::: Stored data :::

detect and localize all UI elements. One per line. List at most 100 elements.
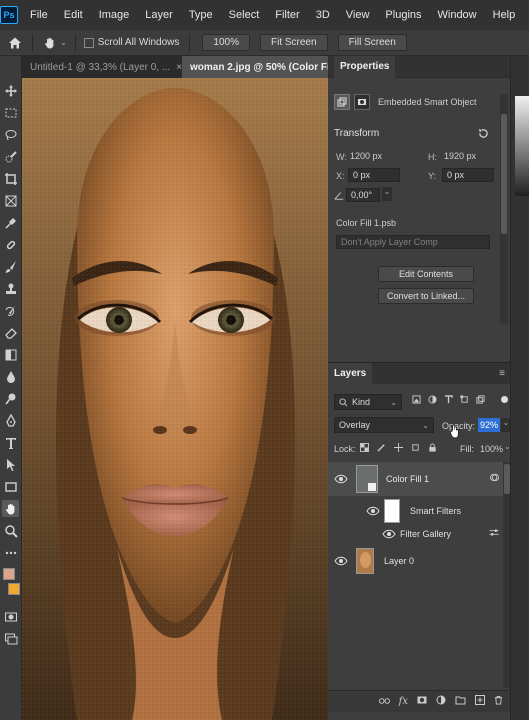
- tab-properties[interactable]: Properties: [334, 55, 396, 78]
- layer-name[interactable]: Layer 0: [384, 556, 414, 566]
- zoom-tool-icon[interactable]: [2, 522, 19, 539]
- background-color-swatch[interactable]: [8, 583, 20, 595]
- home-icon[interactable]: [8, 36, 22, 50]
- eraser-tool-icon[interactable]: [2, 324, 19, 341]
- layer-row-color-fill-1[interactable]: Color Fill 1: [328, 462, 511, 496]
- marquee-tool-icon[interactable]: [2, 104, 19, 121]
- eyedropper-tool-icon[interactable]: [2, 214, 19, 231]
- width-value[interactable]: 1200 px: [350, 151, 382, 161]
- menu-help[interactable]: Help: [485, 9, 524, 21]
- filter-effects-icon[interactable]: [490, 473, 499, 485]
- type-tool-icon[interactable]: [2, 434, 19, 451]
- edit-contents-button[interactable]: Edit Contents: [378, 266, 474, 282]
- screen-mode-icon[interactable]: [2, 630, 19, 647]
- filter-type-layers-icon[interactable]: [444, 395, 453, 407]
- move-tool-icon[interactable]: [2, 82, 19, 99]
- scroll-all-windows-checkbox[interactable]: [83, 37, 94, 48]
- chevron-down-icon[interactable]: ⌄: [382, 187, 392, 201]
- lock-artboard-icon[interactable]: [411, 443, 420, 455]
- y-position-input[interactable]: 0 px: [442, 168, 494, 182]
- menu-file[interactable]: File: [22, 9, 56, 21]
- zoom-100-button[interactable]: 100%: [202, 34, 250, 51]
- menu-layer[interactable]: Layer: [137, 9, 181, 21]
- path-selection-tool-icon[interactable]: [2, 456, 19, 473]
- menu-edit[interactable]: Edit: [56, 9, 91, 21]
- fit-screen-button[interactable]: Fit Screen: [259, 34, 328, 51]
- layer-row-filter-gallery[interactable]: Filter Gallery: [328, 526, 511, 542]
- new-layer-icon[interactable]: [475, 695, 485, 708]
- tab-woman-2[interactable]: woman 2.jpg @ 50% (Color Fi: [182, 56, 328, 78]
- height-value[interactable]: 1920 px: [444, 151, 476, 161]
- lasso-tool-icon[interactable]: [2, 126, 19, 143]
- hand-tool-icon[interactable]: [2, 500, 19, 517]
- frame-tool-icon[interactable]: [2, 192, 19, 209]
- more-tools-icon[interactable]: [2, 544, 19, 561]
- hand-tool-icon[interactable]: [43, 36, 57, 50]
- visibility-eye-icon[interactable]: [366, 506, 380, 516]
- panel-menu-icon[interactable]: ≡: [499, 368, 505, 379]
- delete-layer-trash-icon[interactable]: [494, 695, 503, 708]
- lock-transparent-pixels-icon[interactable]: [360, 443, 369, 455]
- layer-filter-kind-select[interactable]: Kind ⌄: [334, 394, 402, 410]
- new-group-folder-icon[interactable]: [455, 695, 466, 708]
- layer-comp-select[interactable]: Don't Apply Layer Comp: [336, 235, 490, 249]
- lock-image-pixels-icon[interactable]: [377, 443, 386, 455]
- foreground-color-swatch[interactable]: [3, 568, 15, 580]
- color-ramp[interactable]: [515, 96, 529, 196]
- rectangle-tool-icon[interactable]: [2, 478, 19, 495]
- filter-mask-thumbnail[interactable]: [384, 499, 400, 523]
- add-mask-icon[interactable]: [417, 695, 427, 708]
- document-canvas[interactable]: [22, 78, 328, 720]
- filter-shape-layers-icon[interactable]: [460, 395, 469, 407]
- chevron-down-icon[interactable]: ⌄: [60, 38, 67, 47]
- angle-input[interactable]: 0,00°: [346, 188, 380, 202]
- menu-view[interactable]: View: [338, 9, 378, 21]
- layer-row-smart-filters[interactable]: Smart Filters: [328, 498, 511, 524]
- lock-all-icon[interactable]: [428, 443, 437, 455]
- layer-style-fx-icon[interactable]: fx: [399, 696, 408, 707]
- menu-select[interactable]: Select: [221, 9, 268, 21]
- quick-selection-tool-icon[interactable]: [2, 148, 19, 165]
- filter-adjustment-layers-icon[interactable]: [428, 395, 437, 407]
- visibility-eye-icon[interactable]: [382, 529, 396, 539]
- new-adjustment-layer-icon[interactable]: [436, 695, 446, 708]
- angle-icon: [334, 190, 344, 203]
- clone-stamp-tool-icon[interactable]: [2, 280, 19, 297]
- opacity-input[interactable]: 92%: [478, 418, 500, 432]
- filter-pixel-layers-icon[interactable]: [412, 395, 421, 407]
- visibility-eye-icon[interactable]: [334, 474, 348, 484]
- reset-transform-icon[interactable]: [478, 128, 489, 142]
- blur-tool-icon[interactable]: [2, 368, 19, 385]
- menu-filter[interactable]: Filter: [267, 9, 307, 21]
- menu-image[interactable]: Image: [91, 9, 138, 21]
- dodge-tool-icon[interactable]: [2, 390, 19, 407]
- convert-to-linked-button[interactable]: Convert to Linked...: [378, 288, 474, 304]
- healing-brush-tool-icon[interactable]: [2, 236, 19, 253]
- menu-plugins[interactable]: Plugins: [377, 9, 429, 21]
- properties-scrollbar[interactable]: [500, 94, 508, 324]
- filter-smart-objects-icon[interactable]: [476, 395, 485, 407]
- filter-blending-options-icon[interactable]: [489, 528, 499, 540]
- menu-3d[interactable]: 3D: [308, 9, 338, 21]
- pen-tool-icon[interactable]: [2, 412, 19, 429]
- visibility-eye-icon[interactable]: [334, 556, 348, 566]
- filter-toggle-icon[interactable]: [501, 396, 508, 403]
- fill-screen-button[interactable]: Fill Screen: [337, 34, 407, 51]
- tab-layers[interactable]: Layers: [328, 362, 373, 385]
- history-brush-tool-icon[interactable]: [2, 302, 19, 319]
- link-layers-icon[interactable]: [378, 696, 390, 708]
- layer-name[interactable]: Color Fill 1: [386, 474, 429, 484]
- crop-tool-icon[interactable]: [2, 170, 19, 187]
- lock-position-icon[interactable]: [394, 443, 403, 455]
- blend-mode-select[interactable]: Overlay ⌄: [334, 417, 434, 433]
- tab-untitled-1[interactable]: Untitled-1 @ 33,3% (Layer 0, ... ×: [22, 56, 182, 78]
- layer-row-layer-0[interactable]: Layer 0: [328, 546, 511, 576]
- x-position-input[interactable]: 0 px: [348, 168, 400, 182]
- menu-type[interactable]: Type: [181, 9, 221, 21]
- fill-value[interactable]: 100%: [480, 444, 503, 454]
- brush-tool-icon[interactable]: [2, 258, 19, 275]
- menu-window[interactable]: Window: [430, 9, 485, 21]
- quick-mask-icon[interactable]: [2, 608, 19, 625]
- layer-filter-icons: [412, 395, 485, 407]
- gradient-tool-icon[interactable]: [2, 346, 19, 363]
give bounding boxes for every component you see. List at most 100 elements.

:::

Give every line of the entries above as a JSON list of strings, with one string per line. Leave out blank lines and the pictures.

* Problem solution *
[
  "detect and localize all UI elements. One per line. List at most 100 elements.",
  "- tab-properties[interactable]: Properties: [334, 55, 396, 78]",
  "- layer-name[interactable]: Layer 0: [384, 556, 414, 566]",
  "- zoom-tool-icon[interactable]: [2, 522, 19, 539]",
  "- background-color-swatch[interactable]: [8, 583, 20, 595]",
  "- home-icon[interactable]: [8, 36, 22, 50]",
  "- eraser-tool-icon[interactable]: [2, 324, 19, 341]",
  "- layer-row-color-fill-1[interactable]: Color Fill 1: [328, 462, 511, 496]",
  "- marquee-tool-icon[interactable]: [2, 104, 19, 121]",
  "- eyedropper-tool-icon[interactable]: [2, 214, 19, 231]",
  "- width-value[interactable]: 1200 px: [350, 151, 382, 161]",
  "- menu-help[interactable]: Help: [485, 9, 524, 21]",
  "- filter-effects-icon[interactable]: [490, 473, 499, 485]",
  "- type-tool-icon[interactable]: [2, 434, 19, 451]",
  "- edit-contents-button[interactable]: Edit Contents: [378, 266, 474, 282]",
  "- screen-mode-icon[interactable]: [2, 630, 19, 647]",
  "- filter-type-layers-icon[interactable]: [444, 395, 453, 407]",
  "- move-tool-icon[interactable]: [2, 82, 19, 99]",
  "- scroll-all-windows-checkbox[interactable]: [83, 37, 94, 48]",
  "- chevron-down-icon[interactable]: ⌄: [382, 187, 392, 201]",
  "- lock-artboard-icon[interactable]: [411, 443, 420, 455]",
  "- y-position-input[interactable]: 0 px: [442, 168, 494, 182]",
  "- menu-file[interactable]: File: [22, 9, 56, 21]",
  "- zoom-100-button[interactable]: 100%: [202, 34, 250, 51]",
  "- menu-layer[interactable]: Layer: [137, 9, 181, 21]",
  "- path-selection-tool-icon[interactable]: [2, 456, 19, 473]",
  "- menu-edit[interactable]: Edit: [56, 9, 91, 21]",
  "- fit-screen-button[interactable]: Fit Screen: [259, 34, 328, 51]",
  "- layer-row-filter-gallery[interactable]: Filter Gallery: [328, 526, 511, 542]",
  "- new-layer-icon[interactable]: [475, 695, 485, 708]",
  "- tab-woman-2[interactable]: woman 2.jpg @ 50% (Color Fi: [182, 56, 328, 78]",
  "- height-value[interactable]: 1920 px: [444, 151, 476, 161]",
  "- lasso-tool-icon[interactable]: [2, 126, 19, 143]",
  "- hand-tool-icon[interactable]: [2, 500, 19, 517]",
  "- frame-tool-icon[interactable]: [2, 192, 19, 209]",
  "- more-tools-icon[interactable]: [2, 544, 19, 561]",
  "- hand-tool-icon[interactable]: [43, 36, 57, 50]",
  "- visibility-eye-icon[interactable]: [366, 506, 380, 516]",
  "- panel-menu-icon[interactable]: ≡: [499, 368, 505, 379]",
  "- delete-layer-trash-icon[interactable]: [494, 695, 503, 708]",
  "- lock-transparent-pixels-icon[interactable]: [360, 443, 369, 455]",
  "- layer-filter-kind-select[interactable]: Kind ⌄: [334, 394, 402, 410]",
  "- new-group-folder-icon[interactable]: [455, 695, 466, 708]",
  "- layer-comp-select[interactable]: Don't Apply Layer Comp: [336, 235, 490, 249]",
  "- lock-image-pixels-icon[interactable]: [377, 443, 386, 455]",
  "- foreground-color-swatch[interactable]: [3, 568, 15, 580]",
  "- color-ramp[interactable]: [515, 96, 529, 196]",
  "- rectangle-tool-icon[interactable]: [2, 478, 19, 495]",
  "- filter-mask-thumbnail[interactable]: [384, 499, 400, 523]",
  "- add-mask-icon[interactable]: [417, 695, 427, 708]",
  "- document-canvas[interactable]: [22, 78, 328, 720]",
  "- filter-shape-layers-icon[interactable]: [460, 395, 469, 407]",
  "- chevron-down-icon[interactable]: ⌄: [60, 38, 67, 47]",
  "- angle-input[interactable]: 0,00°: [346, 188, 380, 202]",
  "- menu-view[interactable]: View: [338, 9, 378, 21]",
  "- layer-row-smart-filters[interactable]: Smart Filters: [328, 498, 511, 524]",
  "- lock-all-icon[interactable]: [428, 443, 437, 455]",
  "- layer-style-fx-icon[interactable]: fx: [399, 696, 408, 707]",
  "- menu-select[interactable]: Select: [221, 9, 268, 21]",
  "- quick-selection-tool-icon[interactable]: [2, 148, 19, 165]",
  "- filter-adjustment-layers-icon[interactable]: [428, 395, 437, 407]",
  "- visibility-eye-icon[interactable]: [382, 529, 396, 539]",
  "- new-adjustment-layer-icon[interactable]: [436, 695, 446, 708]",
  "- angle-icon: [334, 190, 344, 203]",
  "- clone-stamp-tool-icon[interactable]: [2, 280, 19, 297]",
  "- opacity-input[interactable]: 92%: [478, 418, 500, 432]",
  "- filter-pixel-layers-icon[interactable]: [412, 395, 421, 407]",
  "- visibility-eye-icon[interactable]: [334, 474, 348, 484]",
  "- reset-transform-icon[interactable]: [478, 128, 489, 142]",
  "- blur-tool-icon[interactable]: [2, 368, 19, 385]",
  "- menu-filter[interactable]: Filter: [267, 9, 307, 21]",
  "- menu-image[interactable]: Image: [91, 9, 138, 21]",
  "- dodge-tool-icon[interactable]: [2, 390, 19, 407]",
  "- convert-to-linked-button[interactable]: Convert to Linked...: [378, 288, 474, 304]",
  "- healing-brush-tool-icon[interactable]: [2, 236, 19, 253]",
  "- menu-plugins[interactable]: Plugins: [377, 9, 429, 21]",
  "- properties-scrollbar[interactable]: [500, 94, 508, 324]",
  "- filter-smart-objects-icon[interactable]: [476, 395, 485, 407]",
  "- filter-blending-options-icon[interactable]: [489, 528, 499, 540]",
  "- menu-3d[interactable]: 3D: [308, 9, 338, 21]",
  "- pen-tool-icon[interactable]: [2, 412, 19, 429]",
  "- visibility-eye-icon[interactable]: [334, 556, 348, 566]",
  "- filter-toggle-icon[interactable]: [501, 396, 508, 403]",
  "- fill-screen-button[interactable]: Fill Screen: [337, 34, 407, 51]",
  "- tab-layers[interactable]: Layers: [328, 362, 373, 385]",
  "- history-brush-tool-icon[interactable]: [2, 302, 19, 319]",
  "- link-layers-icon[interactable]: [378, 696, 390, 708]",
  "- layer-name[interactable]: Color Fill 1: [386, 474, 429, 484]",
  "- crop-tool-icon[interactable]: [2, 170, 19, 187]",
  "- lock-position-icon[interactable]: [394, 443, 403, 455]",
  "- blend-mode-select[interactable]: Overlay ⌄: [334, 417, 434, 433]",
  "- tab-untitled-1[interactable]: Untitled-1 @ 33,3% (Layer 0, ... ×: [22, 56, 182, 78]",
  "- layer-row-layer-0[interactable]: Layer 0: [328, 546, 511, 576]",
  "- x-position-input[interactable]: 0 px: [348, 168, 400, 182]",
  "- menu-type[interactable]: Type: [181, 9, 221, 21]",
  "- fill-value[interactable]: 100%: [480, 444, 503, 454]",
  "- brush-tool-icon[interactable]: [2, 258, 19, 275]",
  "- menu-window[interactable]: Window: [430, 9, 485, 21]",
  "- quick-mask-icon[interactable]: [2, 608, 19, 625]",
  "- layer-filter-icons: [412, 395, 485, 407]",
  "- gradient-tool-icon[interactable]: [2, 346, 19, 363]",
  "give bounding boxes for every component you see. List at most 100 elements."
]